_Set exercise_
Extract all lines that hold the string "name".

_Records from a data collection_
+ + + + +

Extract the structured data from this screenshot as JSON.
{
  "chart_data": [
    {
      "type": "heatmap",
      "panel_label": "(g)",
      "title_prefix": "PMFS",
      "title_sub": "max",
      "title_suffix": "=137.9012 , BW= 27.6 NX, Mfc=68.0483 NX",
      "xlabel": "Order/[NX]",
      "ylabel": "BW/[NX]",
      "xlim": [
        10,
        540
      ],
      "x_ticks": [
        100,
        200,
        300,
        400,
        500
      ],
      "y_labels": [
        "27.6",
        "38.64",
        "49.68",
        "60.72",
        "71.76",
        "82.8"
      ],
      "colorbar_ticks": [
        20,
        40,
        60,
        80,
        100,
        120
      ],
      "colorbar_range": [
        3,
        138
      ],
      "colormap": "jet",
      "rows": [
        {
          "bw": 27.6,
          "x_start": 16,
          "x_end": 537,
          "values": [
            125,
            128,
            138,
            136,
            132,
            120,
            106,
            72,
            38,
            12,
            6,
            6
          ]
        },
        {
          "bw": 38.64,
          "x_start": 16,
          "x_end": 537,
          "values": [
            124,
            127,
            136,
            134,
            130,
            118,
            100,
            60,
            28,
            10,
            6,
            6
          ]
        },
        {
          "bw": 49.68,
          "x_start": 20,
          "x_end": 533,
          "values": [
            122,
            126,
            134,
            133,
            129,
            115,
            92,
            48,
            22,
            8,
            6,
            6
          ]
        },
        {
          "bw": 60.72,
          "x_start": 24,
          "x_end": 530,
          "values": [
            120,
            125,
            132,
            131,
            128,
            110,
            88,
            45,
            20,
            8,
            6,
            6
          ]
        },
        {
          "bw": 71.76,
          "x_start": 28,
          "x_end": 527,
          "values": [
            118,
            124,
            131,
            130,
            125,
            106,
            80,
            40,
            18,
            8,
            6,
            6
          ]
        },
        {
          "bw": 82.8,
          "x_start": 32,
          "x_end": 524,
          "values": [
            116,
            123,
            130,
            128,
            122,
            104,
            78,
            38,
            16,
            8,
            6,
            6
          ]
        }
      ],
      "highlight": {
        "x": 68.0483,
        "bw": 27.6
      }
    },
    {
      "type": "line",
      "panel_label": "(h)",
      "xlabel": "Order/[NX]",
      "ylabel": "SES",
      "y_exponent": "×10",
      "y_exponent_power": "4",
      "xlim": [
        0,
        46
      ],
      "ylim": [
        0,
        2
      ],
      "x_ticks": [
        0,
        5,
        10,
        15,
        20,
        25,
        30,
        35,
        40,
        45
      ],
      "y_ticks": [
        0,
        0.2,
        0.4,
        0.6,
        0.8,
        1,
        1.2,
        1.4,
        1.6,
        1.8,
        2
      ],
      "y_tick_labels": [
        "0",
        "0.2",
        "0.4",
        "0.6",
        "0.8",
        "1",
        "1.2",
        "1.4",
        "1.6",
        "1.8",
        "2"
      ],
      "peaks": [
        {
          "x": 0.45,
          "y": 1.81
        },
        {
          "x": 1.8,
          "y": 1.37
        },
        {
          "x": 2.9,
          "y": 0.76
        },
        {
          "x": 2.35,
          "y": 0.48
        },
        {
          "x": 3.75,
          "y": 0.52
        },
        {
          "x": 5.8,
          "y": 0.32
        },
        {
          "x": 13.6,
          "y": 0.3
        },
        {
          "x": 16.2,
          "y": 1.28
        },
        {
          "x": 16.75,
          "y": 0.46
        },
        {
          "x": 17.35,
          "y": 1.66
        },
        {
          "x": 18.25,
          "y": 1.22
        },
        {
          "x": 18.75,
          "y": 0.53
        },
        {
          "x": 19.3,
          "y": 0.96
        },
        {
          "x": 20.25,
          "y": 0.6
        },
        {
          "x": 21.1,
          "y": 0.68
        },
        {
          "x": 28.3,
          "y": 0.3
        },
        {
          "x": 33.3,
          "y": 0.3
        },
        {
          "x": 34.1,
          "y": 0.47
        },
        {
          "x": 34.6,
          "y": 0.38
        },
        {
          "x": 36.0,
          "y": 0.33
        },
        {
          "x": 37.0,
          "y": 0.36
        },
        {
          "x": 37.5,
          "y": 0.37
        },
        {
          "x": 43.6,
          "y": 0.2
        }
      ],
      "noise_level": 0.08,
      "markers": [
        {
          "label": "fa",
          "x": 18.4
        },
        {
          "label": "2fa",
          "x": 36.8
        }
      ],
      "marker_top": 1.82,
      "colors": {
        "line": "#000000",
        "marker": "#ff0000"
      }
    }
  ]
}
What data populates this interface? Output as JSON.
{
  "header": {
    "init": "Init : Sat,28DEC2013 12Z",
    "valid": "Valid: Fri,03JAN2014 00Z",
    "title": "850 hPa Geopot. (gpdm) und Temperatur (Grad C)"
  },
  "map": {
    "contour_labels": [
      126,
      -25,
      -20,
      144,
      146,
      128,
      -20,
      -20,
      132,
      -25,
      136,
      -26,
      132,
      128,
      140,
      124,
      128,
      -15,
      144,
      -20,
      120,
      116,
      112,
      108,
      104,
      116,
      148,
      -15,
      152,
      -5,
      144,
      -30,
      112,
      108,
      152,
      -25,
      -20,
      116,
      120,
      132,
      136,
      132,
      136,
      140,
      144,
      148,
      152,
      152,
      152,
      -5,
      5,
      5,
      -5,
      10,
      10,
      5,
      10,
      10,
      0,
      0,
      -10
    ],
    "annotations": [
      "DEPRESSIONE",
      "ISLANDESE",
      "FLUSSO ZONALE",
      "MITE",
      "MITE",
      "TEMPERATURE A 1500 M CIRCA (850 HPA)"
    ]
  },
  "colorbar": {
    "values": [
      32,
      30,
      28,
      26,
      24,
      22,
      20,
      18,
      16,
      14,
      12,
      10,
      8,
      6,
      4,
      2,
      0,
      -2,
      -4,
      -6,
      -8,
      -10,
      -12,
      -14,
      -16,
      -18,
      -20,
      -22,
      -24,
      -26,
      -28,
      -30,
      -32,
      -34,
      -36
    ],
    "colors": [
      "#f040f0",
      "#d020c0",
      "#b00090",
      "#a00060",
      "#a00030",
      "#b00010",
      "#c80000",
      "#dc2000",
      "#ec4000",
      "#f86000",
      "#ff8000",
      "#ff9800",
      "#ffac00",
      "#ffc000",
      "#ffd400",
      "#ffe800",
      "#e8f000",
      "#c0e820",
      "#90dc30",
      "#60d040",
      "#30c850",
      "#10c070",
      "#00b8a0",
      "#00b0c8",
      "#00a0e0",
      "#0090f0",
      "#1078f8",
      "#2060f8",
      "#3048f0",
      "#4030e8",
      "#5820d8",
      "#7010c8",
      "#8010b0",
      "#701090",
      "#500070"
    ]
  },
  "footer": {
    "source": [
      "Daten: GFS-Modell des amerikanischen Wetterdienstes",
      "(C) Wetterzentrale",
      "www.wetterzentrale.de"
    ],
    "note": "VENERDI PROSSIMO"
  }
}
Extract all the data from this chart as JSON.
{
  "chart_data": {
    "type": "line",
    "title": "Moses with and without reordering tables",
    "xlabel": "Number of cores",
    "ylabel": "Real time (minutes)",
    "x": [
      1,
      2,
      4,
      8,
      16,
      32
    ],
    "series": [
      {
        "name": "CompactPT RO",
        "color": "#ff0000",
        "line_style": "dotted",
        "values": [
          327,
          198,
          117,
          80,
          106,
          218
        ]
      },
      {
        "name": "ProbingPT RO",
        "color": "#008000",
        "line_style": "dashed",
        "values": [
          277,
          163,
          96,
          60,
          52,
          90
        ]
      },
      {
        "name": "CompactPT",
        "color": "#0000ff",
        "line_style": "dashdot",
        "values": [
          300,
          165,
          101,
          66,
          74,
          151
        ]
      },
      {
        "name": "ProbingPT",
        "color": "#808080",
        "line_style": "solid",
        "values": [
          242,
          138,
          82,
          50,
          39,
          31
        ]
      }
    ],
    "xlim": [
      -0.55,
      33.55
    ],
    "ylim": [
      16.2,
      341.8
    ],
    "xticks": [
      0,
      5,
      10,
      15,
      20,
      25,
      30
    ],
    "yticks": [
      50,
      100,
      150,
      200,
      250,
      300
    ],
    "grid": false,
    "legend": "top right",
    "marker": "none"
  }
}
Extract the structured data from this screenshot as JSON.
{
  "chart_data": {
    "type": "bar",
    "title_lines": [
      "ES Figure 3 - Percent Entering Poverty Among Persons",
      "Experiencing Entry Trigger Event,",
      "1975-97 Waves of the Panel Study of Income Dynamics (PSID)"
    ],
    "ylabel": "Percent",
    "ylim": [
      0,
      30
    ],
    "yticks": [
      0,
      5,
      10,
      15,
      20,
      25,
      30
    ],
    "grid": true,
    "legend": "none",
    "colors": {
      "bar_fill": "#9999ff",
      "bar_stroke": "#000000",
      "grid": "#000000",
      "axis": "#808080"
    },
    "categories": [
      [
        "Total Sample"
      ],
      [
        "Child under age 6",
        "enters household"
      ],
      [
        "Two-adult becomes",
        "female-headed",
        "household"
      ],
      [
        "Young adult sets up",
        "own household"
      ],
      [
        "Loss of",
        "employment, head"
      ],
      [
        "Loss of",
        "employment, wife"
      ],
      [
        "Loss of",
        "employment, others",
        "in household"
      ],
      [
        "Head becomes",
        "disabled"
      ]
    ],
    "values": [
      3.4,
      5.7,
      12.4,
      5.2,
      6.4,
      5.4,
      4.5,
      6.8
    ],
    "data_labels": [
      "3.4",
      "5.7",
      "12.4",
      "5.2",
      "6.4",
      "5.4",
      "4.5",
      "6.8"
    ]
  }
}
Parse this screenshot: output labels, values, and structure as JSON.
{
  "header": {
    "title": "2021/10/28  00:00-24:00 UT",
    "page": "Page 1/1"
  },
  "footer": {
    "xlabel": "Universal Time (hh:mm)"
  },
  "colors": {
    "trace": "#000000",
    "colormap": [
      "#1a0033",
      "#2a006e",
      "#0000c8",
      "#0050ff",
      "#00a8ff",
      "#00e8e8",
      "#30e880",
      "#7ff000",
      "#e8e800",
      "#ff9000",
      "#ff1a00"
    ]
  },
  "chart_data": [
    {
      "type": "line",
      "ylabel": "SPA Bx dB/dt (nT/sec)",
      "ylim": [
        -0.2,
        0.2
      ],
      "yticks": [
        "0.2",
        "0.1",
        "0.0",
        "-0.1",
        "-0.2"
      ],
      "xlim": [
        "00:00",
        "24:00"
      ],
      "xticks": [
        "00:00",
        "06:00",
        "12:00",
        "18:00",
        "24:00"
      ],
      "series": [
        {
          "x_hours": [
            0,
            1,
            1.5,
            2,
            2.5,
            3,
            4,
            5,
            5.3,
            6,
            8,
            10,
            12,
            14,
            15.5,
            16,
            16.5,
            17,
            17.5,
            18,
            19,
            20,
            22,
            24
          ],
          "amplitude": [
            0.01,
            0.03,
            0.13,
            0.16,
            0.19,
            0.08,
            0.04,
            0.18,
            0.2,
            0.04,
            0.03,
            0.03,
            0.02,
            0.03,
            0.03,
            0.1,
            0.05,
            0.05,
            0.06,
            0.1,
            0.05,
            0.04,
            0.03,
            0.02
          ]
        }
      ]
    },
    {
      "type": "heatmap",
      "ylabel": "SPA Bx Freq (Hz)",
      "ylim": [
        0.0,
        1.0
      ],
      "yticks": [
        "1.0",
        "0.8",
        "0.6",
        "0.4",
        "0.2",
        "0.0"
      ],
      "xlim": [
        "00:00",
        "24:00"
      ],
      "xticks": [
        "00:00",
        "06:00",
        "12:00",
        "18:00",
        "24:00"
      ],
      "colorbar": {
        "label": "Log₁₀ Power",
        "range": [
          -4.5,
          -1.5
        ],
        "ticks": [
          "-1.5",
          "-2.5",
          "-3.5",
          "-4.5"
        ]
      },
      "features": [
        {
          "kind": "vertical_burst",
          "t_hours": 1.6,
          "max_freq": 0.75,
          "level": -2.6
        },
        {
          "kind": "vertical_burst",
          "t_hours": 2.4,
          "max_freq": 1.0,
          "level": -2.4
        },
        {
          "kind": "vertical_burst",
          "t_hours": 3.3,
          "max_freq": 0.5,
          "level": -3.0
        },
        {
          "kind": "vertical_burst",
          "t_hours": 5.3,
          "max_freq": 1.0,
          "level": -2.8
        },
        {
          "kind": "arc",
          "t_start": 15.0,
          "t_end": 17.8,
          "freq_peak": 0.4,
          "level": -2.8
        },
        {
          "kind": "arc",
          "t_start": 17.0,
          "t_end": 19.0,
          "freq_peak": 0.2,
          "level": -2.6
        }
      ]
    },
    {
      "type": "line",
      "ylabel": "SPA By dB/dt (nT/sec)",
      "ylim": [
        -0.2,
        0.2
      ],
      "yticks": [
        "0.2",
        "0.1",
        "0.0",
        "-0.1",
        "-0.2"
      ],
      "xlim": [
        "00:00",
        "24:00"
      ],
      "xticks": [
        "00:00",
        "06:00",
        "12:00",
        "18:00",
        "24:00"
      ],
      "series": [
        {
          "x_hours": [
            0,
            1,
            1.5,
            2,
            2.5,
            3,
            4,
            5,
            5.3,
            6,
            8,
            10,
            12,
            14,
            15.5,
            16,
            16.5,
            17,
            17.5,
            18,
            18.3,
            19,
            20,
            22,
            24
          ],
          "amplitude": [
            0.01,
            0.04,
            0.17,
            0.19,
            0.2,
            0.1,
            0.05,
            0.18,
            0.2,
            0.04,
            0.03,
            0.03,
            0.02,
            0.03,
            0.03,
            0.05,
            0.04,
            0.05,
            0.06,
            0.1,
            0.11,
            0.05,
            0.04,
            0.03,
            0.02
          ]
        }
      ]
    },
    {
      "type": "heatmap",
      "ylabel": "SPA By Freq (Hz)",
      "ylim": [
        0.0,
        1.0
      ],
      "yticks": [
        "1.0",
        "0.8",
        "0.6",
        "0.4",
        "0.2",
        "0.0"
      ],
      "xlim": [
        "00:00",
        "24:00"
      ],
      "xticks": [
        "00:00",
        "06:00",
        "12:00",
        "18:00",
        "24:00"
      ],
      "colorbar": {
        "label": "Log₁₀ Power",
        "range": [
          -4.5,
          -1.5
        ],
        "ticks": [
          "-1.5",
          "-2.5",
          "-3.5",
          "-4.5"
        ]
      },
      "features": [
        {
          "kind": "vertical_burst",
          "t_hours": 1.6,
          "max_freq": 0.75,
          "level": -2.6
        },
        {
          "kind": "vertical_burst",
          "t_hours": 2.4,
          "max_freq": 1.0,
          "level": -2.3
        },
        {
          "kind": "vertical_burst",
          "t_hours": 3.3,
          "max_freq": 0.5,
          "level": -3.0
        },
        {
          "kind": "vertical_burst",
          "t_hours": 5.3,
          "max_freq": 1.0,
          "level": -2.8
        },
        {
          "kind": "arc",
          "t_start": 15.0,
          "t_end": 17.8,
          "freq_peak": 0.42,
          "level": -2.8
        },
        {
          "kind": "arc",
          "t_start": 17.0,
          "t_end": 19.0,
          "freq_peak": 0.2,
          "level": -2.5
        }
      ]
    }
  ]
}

+ + + + +

_Reply to the exercise_
        "name": "CompactPT RO",
        "name": "ProbingPT RO",
        "name": "CompactPT",
        "name": "ProbingPT",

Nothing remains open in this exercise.